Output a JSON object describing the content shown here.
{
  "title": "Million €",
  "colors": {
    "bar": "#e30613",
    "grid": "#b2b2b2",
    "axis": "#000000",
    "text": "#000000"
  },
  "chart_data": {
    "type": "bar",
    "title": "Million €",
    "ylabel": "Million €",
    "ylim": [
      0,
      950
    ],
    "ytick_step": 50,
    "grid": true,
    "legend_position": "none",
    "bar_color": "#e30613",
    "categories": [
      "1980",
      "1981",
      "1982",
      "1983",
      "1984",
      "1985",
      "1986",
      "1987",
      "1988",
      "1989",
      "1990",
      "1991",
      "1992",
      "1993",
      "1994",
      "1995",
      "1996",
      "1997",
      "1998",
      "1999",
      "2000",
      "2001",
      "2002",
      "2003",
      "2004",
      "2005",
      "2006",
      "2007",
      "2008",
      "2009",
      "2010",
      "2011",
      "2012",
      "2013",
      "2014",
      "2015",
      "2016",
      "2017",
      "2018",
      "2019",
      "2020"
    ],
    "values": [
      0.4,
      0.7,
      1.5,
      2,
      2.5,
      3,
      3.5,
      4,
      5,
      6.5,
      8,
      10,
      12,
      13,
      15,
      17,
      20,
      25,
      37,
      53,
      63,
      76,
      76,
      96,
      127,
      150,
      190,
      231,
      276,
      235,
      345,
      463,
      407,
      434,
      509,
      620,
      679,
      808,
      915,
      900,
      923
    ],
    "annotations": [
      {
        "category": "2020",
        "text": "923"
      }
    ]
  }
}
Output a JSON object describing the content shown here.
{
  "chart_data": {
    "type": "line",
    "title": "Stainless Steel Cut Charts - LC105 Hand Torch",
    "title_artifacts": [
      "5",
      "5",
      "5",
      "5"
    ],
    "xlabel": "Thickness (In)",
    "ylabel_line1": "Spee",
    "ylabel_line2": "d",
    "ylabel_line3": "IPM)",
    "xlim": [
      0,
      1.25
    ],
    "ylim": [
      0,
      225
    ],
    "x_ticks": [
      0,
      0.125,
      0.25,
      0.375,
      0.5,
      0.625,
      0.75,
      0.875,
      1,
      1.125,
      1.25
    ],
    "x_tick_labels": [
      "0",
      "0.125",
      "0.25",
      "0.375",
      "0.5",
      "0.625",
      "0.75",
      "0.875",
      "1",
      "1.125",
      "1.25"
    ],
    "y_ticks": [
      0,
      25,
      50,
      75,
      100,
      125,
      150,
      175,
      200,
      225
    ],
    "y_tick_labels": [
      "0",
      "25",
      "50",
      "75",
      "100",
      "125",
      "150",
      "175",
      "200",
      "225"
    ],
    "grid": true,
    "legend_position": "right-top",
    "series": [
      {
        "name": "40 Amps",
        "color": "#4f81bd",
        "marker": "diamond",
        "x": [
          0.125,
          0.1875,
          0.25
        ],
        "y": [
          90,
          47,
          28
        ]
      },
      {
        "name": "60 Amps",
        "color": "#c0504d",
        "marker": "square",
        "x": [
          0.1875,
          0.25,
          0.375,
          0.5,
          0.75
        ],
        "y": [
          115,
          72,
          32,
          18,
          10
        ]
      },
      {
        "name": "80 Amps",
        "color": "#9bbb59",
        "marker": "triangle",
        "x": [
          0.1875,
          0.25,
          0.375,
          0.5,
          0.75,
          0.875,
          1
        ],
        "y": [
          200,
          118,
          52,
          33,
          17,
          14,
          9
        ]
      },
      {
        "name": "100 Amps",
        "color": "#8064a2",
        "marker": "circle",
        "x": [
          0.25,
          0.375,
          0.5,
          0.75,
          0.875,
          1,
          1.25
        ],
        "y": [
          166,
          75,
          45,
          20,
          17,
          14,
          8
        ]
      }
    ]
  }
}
******************************
OBJECTIVE
Take the data above and return it exactly.

RESULT OF THE TASK
Output a JSON object describing the content shown here.
{
  "title": "Million €",
  "colors": {
    "bar": "#e30613",
    "grid": "#b2b2b2",
    "axis": "#000000",
    "text": "#000000"
  },
  "chart_data": {
    "type": "bar",
    "title": "Million €",
    "ylabel": "Million €",
    "ylim": [
      0,
      950
    ],
    "ytick_step": 50,
    "grid": true,
    "legend_position": "none",
    "bar_color": "#e30613",
    "categories": [
      "1980",
      "1981",
      "1982",
      "1983",
      "1984",
      "1985",
      "1986",
      "1987",
      "1988",
      "1989",
      "1990",
      "1991",
      "1992",
      "1993",
      "1994",
      "1995",
      "1996",
      "1997",
      "1998",
      "1999",
      "2000",
      "2001",
      "2002",
      "2003",
      "2004",
      "2005",
      "2006",
      "2007",
      "2008",
      "2009",
      "2010",
      "2011",
      "2012",
      "2013",
      "2014",
      "2015",
      "2016",
      "2017",
      "2018",
      "2019",
      "2020"
    ],
    "values": [
      0.4,
      0.7,
      1.5,
      2,
      2.5,
      3,
      3.5,
      4,
      5,
      6.5,
      8,
      10,
      12,
      13,
      15,
      17,
      20,
      25,
      37,
      53,
      63,
      76,
      76,
      96,
      127,
      150,
      190,
      231,
      276,
      235,
      345,
      463,
      407,
      434,
      509,
      620,
      679,
      808,
      915,
      900,
      923
    ],
    "annotations": [
      {
        "category": "2020",
        "text": "923"
      }
    ]
  }
}
Output a JSON object describing the content shown here.
{
  "chart_data": {
    "type": "line",
    "title": "Stainless Steel Cut Charts - LC105 Hand Torch",
    "title_artifacts": [
      "5",
      "5",
      "5",
      "5"
    ],
    "xlabel": "Thickness (In)",
    "ylabel_line1": "Spee",
    "ylabel_line2": "d",
    "ylabel_line3": "IPM)",
    "xlim": [
      0,
      1.25
    ],
    "ylim": [
      0,
      225
    ],
    "x_ticks": [
      0,
      0.125,
      0.25,
      0.375,
      0.5,
      0.625,
      0.75,
      0.875,
      1,
      1.125,
      1.25
    ],
    "x_tick_labels": [
      "0",
      "0.125",
      "0.25",
      "0.375",
      "0.5",
      "0.625",
      "0.75",
      "0.875",
      "1",
      "1.125",
      "1.25"
    ],
    "y_ticks": [
      0,
      25,
      50,
      75,
      100,
      125,
      150,
      175,
      200,
      225
    ],
    "y_tick_labels": [
      "0",
      "25",
      "50",
      "75",
      "100",
      "125",
      "150",
      "175",
      "200",
      "225"
    ],
    "grid": true,
    "legend_position": "right-top",
    "series": [
      {
        "name": "40 Amps",
        "color": "#4f81bd",
        "marker": "diamond",
        "x": [
          0.125,
          0.1875,
          0.25
        ],
        "y": [
          90,
          47,
          28
        ]
      },
      {
        "name": "60 Amps",
        "color": "#c0504d",
        "marker": "square",
        "x": [
          0.1875,
          0.25,
          0.375,
          0.5,
          0.75
        ],
        "y": [
          115,
          72,
          32,
          18,
          10
        ]
      },
      {
        "name": "80 Amps",
        "color": "#9bbb59",
        "marker": "triangle",
        "x": [
          0.1875,
          0.25,
          0.375,
          0.5,
          0.75,
          0.875,
          1
        ],
        "y": [
          200,
          118,
          52,
          33,
          17,
          14,
          9
        ]
      },
      {
        "name": "100 Amps",
        "color": "#8064a2",
        "marker": "circle",
        "x": [
          0.25,
          0.375,
          0.5,
          0.75,
          0.875,
          1,
          1.25
        ],
        "y": [
          166,
          75,
          45,
          20,
          17,
          14,
          8
        ]
      }
    ]
  }
}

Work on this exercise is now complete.